Exercise objective:
The entries are to be returned exactly, with images left out.

____

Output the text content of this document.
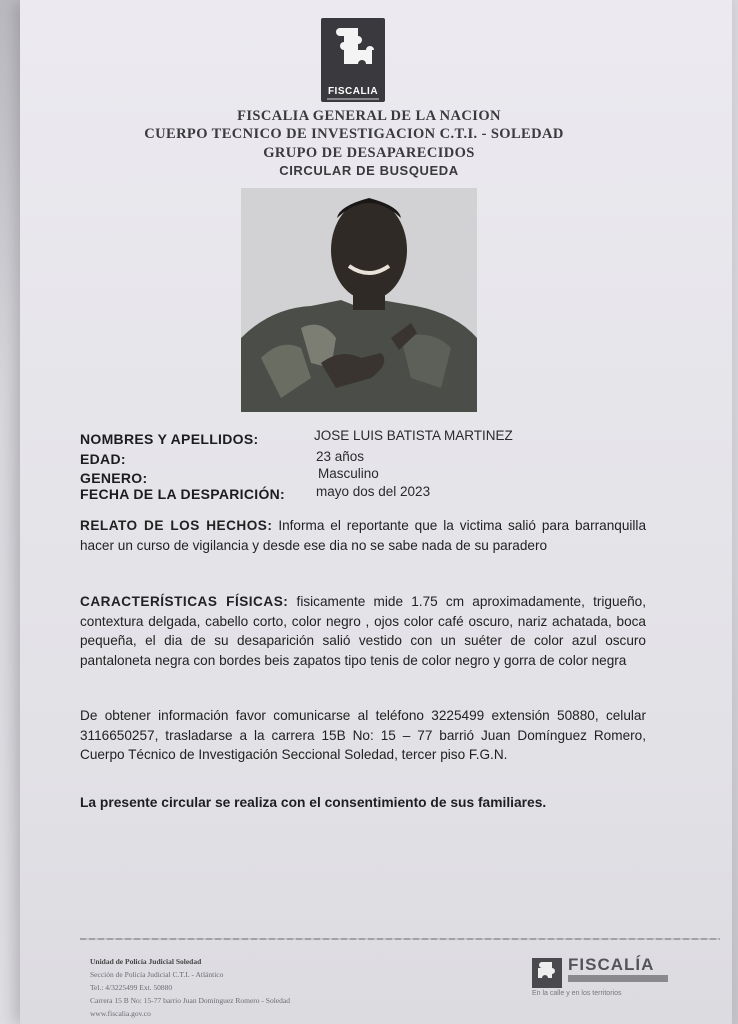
FISCALIA
FISCALIA GENERAL DE LA NACION
CUERPO TECNICO DE INVESTIGACION C.T.I. - SOLEDAD
GRUPO DE DESAPARECIDOS
CIRCULAR DE BUSQUEDA
NOMBRES Y APELLIDOS:	JOSE LUIS BATISTA MARTINEZ
EDAD:	23 años
GENERO:	Masculino
FECHA DE LA DESPARICIÓN: mayo dos del 2023
RELATO DE LOS HECHOS: Informa el reportante que la victima salió para barranquilla hacer un curso de vigilancia y desde ese dia no se sabe nada de su paradero
CARACTERÍSTICAS FÍSICAS: fisicamente mide 1.75 cm aproximadamente, trigueño, contextura delgada, cabello corto, color negro , ojos color café oscuro, nariz achatada, boca pequeña, el dia de su desaparición salió vestido con un suéter de color azul oscuro pantaloneta negra con bordes beis zapatos tipo tenis de color negro y gorra de color negra
De obtener información favor comunicarse al teléfono 3225499 extensión 50880, celular 3116650257, trasladarse a la carrera 15B No: 15 – 77 barrió Juan Domínguez Romero, Cuerpo Técnico de Investigación Seccional Soledad, tercer piso F.G.N.
La presente circular se realiza con el consentimiento de sus familiares.
Unidad de Policía Judicial Soledad
Sección de Policía Judicial C.T.I. - Atlántico
Tel.: 4/3225499 Ext. 50880
Carrera 15 B No: 15-77 barrio Juan Domínguez Romero - Soledad
www.fiscalia.gov.co
FISCALÍA
En la calle y en los territorios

____

Task result:
Output the text content of this document.
FISCALIA
FISCALIA GENERAL DE LA NACION
CUERPO TECNICO DE INVESTIGACION C.T.I. - SOLEDAD
GRUPO DE DESAPARECIDOS
CIRCULAR DE BUSQUEDA
NOMBRES Y APELLIDOS:	JOSE LUIS BATISTA MARTINEZ
EDAD:	23 años
GENERO:	Masculino
FECHA DE LA DESPARICIÓN: mayo dos del 2023
RELATO DE LOS HECHOS: Informa el reportante que la victima salió para barranquilla hacer un curso de vigilancia y desde ese dia no se sabe nada de su paradero
CARACTERÍSTICAS FÍSICAS: fisicamente mide 1.75 cm aproximadamente, trigueño, contextura delgada, cabello corto, color negro , ojos color café oscuro, nariz achatada, boca pequeña, el dia de su desaparición salió vestido con un suéter de color azul oscuro pantaloneta negra con bordes beis zapatos tipo tenis de color negro y gorra de color negra
De obtener información favor comunicarse al teléfono 3225499 extensión 50880, celular 3116650257, trasladarse a la carrera 15B No: 15 – 77 barrió Juan Domínguez Romero, Cuerpo Técnico de Investigación Seccional Soledad, tercer piso F.G.N.
La presente circular se realiza con el consentimiento de sus familiares.
Unidad de Policía Judicial Soledad
Sección de Policía Judicial C.T.I. - Atlántico
Tel.: 4/3225499 Ext. 50880
Carrera 15 B No: 15-77 barrio Juan Domínguez Romero - Soledad
www.fiscalia.gov.co
FISCALÍA
En la calle y en los territorios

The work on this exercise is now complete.